# WHAT YOU WILL DO
Give the number of lines that include the word "VIII", nothing more.

>> start EXERCISE INPUTS

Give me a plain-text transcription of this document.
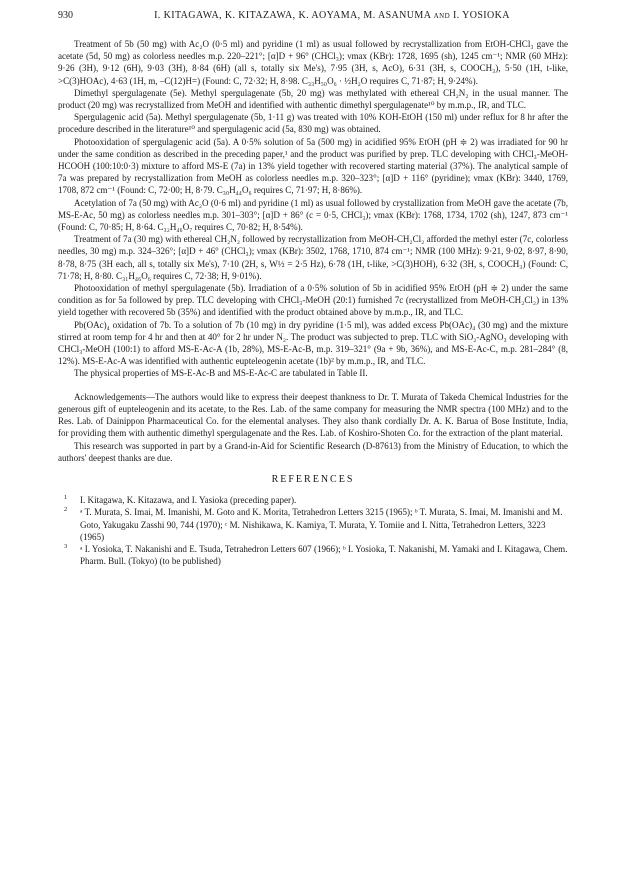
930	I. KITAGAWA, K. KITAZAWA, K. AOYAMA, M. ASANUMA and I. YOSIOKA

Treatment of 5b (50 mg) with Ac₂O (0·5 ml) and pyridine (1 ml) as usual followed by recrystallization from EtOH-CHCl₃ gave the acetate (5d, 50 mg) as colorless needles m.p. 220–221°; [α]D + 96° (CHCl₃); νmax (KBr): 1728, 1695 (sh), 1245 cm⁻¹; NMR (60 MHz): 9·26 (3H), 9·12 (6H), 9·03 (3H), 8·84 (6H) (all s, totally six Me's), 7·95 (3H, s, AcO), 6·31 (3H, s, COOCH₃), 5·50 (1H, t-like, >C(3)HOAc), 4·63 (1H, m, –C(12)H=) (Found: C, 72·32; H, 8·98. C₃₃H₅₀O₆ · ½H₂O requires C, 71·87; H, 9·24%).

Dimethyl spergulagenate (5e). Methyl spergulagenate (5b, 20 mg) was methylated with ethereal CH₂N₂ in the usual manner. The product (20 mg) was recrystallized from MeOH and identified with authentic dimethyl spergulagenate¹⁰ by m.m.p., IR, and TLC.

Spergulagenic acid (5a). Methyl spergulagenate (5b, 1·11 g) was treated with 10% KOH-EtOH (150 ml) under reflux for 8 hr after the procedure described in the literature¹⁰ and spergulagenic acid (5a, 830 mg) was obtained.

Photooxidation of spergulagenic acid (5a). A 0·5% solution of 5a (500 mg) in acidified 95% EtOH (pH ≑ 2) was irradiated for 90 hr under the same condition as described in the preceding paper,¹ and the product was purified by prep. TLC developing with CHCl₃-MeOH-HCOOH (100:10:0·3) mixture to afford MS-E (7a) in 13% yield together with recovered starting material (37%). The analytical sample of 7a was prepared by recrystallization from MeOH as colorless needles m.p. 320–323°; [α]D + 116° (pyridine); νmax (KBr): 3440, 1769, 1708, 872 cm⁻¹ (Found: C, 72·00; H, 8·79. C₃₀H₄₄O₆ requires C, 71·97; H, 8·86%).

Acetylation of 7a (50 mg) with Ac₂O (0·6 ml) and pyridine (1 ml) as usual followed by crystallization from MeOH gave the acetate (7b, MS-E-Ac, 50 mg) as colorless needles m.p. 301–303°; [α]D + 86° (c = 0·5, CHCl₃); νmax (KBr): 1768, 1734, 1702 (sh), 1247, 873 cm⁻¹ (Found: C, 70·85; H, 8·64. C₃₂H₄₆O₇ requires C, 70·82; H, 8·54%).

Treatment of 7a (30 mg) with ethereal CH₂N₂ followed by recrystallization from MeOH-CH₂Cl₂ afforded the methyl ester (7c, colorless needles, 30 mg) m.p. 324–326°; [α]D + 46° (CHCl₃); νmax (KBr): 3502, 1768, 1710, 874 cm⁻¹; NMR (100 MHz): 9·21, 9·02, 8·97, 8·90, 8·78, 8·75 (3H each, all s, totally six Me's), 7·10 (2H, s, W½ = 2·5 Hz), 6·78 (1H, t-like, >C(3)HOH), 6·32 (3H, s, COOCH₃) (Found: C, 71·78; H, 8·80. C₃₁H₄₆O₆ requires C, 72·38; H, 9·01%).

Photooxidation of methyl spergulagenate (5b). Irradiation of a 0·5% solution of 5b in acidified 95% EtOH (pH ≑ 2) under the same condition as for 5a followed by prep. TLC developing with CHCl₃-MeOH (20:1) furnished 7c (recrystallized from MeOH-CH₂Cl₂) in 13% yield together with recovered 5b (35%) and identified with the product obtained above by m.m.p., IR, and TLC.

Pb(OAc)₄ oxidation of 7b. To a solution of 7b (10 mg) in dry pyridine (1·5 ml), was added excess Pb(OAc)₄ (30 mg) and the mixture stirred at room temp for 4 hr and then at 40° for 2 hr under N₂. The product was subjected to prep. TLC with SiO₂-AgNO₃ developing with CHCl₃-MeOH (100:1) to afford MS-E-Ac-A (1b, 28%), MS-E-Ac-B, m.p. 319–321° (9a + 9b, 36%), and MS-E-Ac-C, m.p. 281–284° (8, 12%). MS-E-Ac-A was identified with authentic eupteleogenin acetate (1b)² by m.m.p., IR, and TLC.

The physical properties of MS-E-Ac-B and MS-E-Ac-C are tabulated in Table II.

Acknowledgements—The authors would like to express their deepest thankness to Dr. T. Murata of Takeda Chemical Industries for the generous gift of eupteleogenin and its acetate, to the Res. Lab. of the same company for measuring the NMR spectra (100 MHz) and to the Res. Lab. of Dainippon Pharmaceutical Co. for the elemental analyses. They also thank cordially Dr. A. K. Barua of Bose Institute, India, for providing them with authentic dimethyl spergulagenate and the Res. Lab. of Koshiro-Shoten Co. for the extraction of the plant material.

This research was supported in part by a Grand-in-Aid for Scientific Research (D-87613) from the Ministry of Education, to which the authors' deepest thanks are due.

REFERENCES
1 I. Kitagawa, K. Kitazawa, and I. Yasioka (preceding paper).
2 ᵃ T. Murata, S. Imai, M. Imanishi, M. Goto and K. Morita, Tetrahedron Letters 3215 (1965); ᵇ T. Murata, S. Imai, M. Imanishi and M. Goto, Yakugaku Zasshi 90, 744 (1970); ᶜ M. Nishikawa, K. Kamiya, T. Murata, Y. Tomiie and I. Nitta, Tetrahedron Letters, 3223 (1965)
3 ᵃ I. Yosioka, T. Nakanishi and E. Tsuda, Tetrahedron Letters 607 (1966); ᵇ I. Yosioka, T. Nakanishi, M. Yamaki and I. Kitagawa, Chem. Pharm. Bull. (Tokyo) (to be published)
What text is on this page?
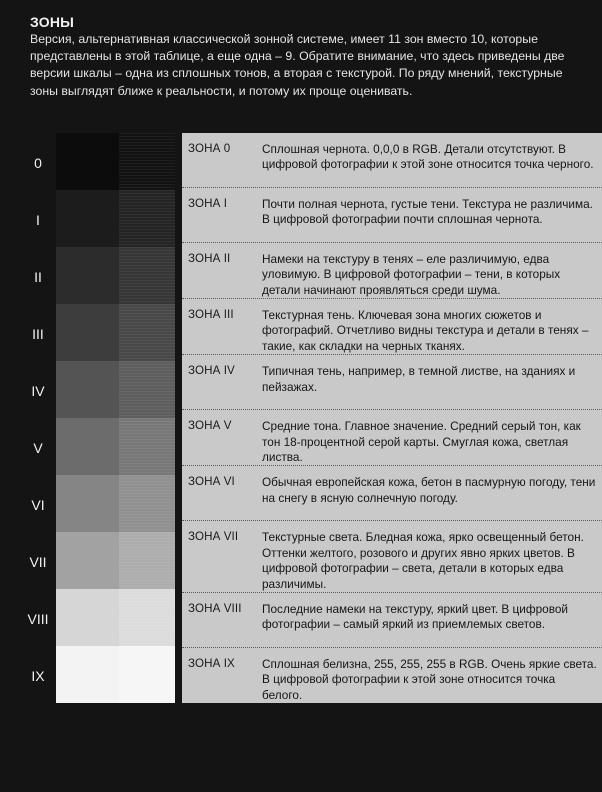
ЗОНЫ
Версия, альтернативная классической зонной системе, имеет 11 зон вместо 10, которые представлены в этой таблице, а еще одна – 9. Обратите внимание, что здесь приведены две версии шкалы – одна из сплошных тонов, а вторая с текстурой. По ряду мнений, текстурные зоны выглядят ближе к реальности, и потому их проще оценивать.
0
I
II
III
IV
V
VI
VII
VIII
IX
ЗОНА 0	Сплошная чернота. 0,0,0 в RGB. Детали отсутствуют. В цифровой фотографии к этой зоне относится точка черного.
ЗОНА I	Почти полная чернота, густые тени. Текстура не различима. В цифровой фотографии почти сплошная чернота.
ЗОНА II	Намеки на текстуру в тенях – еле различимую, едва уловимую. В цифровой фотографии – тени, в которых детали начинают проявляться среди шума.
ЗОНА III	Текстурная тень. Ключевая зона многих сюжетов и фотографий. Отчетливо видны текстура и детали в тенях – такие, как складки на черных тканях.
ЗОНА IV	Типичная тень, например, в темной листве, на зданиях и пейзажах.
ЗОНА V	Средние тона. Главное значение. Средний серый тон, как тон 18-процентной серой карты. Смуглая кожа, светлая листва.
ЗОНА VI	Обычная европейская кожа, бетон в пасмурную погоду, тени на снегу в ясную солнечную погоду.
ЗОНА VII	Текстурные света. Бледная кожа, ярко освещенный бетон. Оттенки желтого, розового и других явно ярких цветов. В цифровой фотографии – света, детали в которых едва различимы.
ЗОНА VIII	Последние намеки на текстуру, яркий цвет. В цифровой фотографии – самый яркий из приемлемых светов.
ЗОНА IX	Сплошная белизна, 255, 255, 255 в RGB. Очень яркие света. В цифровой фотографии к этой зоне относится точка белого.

>> end EXERCISE INPUTS
>> start EXERCISE INPUTS

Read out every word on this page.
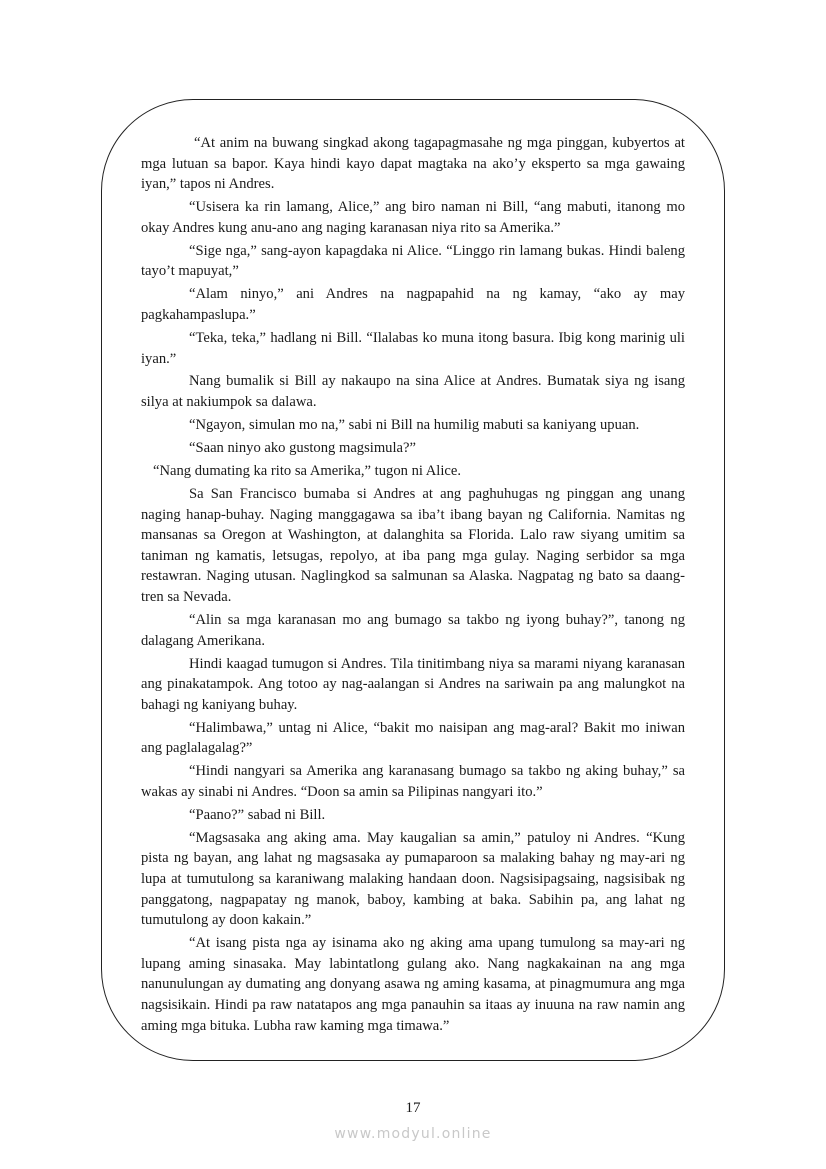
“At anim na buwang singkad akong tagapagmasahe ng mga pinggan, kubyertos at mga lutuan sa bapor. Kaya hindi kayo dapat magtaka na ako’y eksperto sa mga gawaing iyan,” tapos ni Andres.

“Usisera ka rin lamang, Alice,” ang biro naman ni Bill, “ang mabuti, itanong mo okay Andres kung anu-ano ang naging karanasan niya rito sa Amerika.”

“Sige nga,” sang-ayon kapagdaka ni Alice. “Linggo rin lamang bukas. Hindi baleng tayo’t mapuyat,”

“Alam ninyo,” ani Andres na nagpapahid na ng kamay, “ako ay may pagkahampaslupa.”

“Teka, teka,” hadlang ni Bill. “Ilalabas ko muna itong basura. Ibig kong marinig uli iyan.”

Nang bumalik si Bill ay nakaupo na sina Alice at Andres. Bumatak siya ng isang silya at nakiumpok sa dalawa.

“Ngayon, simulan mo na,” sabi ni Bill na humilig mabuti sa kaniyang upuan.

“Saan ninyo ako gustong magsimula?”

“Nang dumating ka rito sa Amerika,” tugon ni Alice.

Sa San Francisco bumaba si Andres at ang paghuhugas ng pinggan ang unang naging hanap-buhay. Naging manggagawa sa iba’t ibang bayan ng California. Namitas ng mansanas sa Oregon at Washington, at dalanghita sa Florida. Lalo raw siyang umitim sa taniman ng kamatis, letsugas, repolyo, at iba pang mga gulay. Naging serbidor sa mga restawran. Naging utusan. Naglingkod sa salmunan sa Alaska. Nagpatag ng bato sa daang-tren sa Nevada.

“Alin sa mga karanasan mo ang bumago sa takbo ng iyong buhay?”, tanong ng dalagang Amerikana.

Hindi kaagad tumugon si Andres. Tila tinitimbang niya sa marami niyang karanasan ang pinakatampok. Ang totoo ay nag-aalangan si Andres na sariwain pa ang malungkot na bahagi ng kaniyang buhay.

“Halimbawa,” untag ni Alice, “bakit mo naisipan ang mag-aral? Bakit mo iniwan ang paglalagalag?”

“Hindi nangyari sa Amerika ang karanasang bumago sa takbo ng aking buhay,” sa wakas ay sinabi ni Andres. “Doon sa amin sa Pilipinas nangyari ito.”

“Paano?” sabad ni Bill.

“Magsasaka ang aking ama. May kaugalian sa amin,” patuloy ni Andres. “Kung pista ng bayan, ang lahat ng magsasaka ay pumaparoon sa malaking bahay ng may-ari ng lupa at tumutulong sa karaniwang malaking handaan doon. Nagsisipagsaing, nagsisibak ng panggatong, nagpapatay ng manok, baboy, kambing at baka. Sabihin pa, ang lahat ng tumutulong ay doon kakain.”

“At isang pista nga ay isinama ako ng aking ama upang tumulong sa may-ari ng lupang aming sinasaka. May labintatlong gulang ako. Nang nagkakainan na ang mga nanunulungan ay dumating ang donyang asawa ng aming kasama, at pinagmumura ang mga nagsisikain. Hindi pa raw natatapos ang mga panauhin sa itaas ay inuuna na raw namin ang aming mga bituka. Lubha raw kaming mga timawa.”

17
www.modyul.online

>> end EXERCISE INPUTS
>> start EXERCISE INPUTS

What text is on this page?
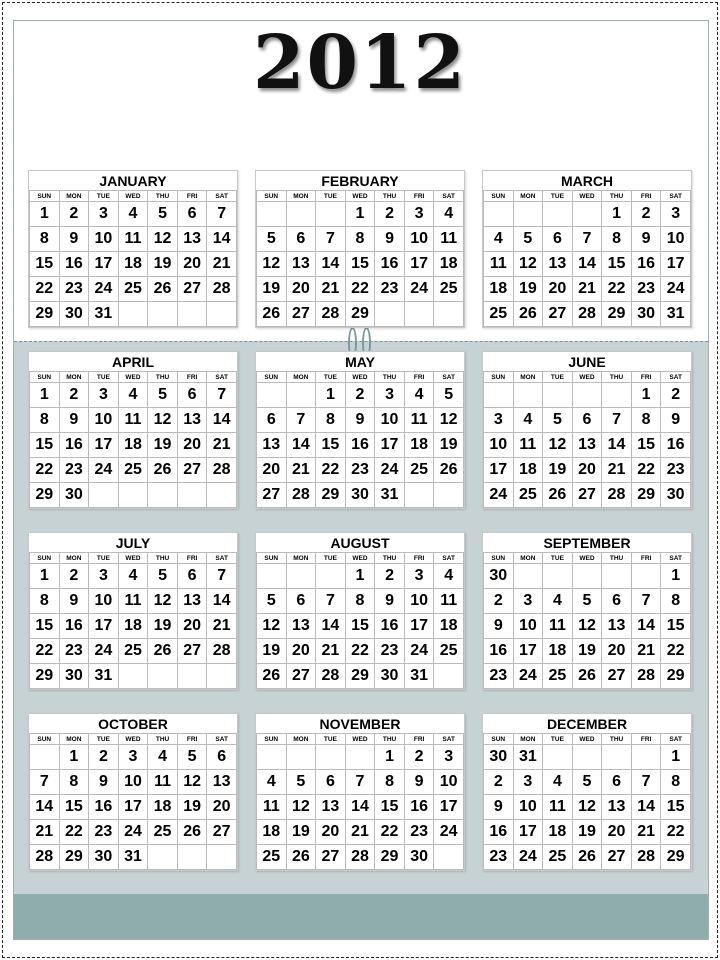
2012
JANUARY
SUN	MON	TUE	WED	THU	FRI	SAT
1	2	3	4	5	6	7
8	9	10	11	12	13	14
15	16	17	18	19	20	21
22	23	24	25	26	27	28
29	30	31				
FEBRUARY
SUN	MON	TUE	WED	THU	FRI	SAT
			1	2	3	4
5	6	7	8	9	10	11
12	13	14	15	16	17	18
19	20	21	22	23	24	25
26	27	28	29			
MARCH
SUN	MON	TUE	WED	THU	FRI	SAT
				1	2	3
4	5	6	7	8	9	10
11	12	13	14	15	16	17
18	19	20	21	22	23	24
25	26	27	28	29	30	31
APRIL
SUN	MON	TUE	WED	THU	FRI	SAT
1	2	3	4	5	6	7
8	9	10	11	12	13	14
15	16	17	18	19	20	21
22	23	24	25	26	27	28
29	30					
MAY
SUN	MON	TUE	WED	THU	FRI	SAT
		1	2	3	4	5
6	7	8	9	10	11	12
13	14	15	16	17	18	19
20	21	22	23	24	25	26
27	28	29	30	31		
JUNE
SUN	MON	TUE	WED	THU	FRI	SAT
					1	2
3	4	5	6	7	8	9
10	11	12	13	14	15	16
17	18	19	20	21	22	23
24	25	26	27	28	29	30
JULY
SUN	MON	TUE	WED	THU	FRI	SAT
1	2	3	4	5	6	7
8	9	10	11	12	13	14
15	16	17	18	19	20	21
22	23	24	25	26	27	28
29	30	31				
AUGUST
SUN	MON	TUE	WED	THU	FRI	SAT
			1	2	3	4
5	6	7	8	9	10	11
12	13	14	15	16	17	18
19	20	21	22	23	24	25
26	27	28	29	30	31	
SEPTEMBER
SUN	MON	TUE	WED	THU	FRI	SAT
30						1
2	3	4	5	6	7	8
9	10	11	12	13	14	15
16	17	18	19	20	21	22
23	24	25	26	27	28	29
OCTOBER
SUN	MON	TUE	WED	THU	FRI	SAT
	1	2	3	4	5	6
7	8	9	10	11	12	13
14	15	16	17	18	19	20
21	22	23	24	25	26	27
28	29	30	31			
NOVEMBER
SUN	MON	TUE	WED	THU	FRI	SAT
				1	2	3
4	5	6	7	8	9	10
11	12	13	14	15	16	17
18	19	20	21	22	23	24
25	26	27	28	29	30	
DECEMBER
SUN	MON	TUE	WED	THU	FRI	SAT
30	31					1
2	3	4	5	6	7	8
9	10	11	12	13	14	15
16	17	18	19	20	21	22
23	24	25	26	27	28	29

>> end EXERCISE INPUTS

# THE ANSWER
2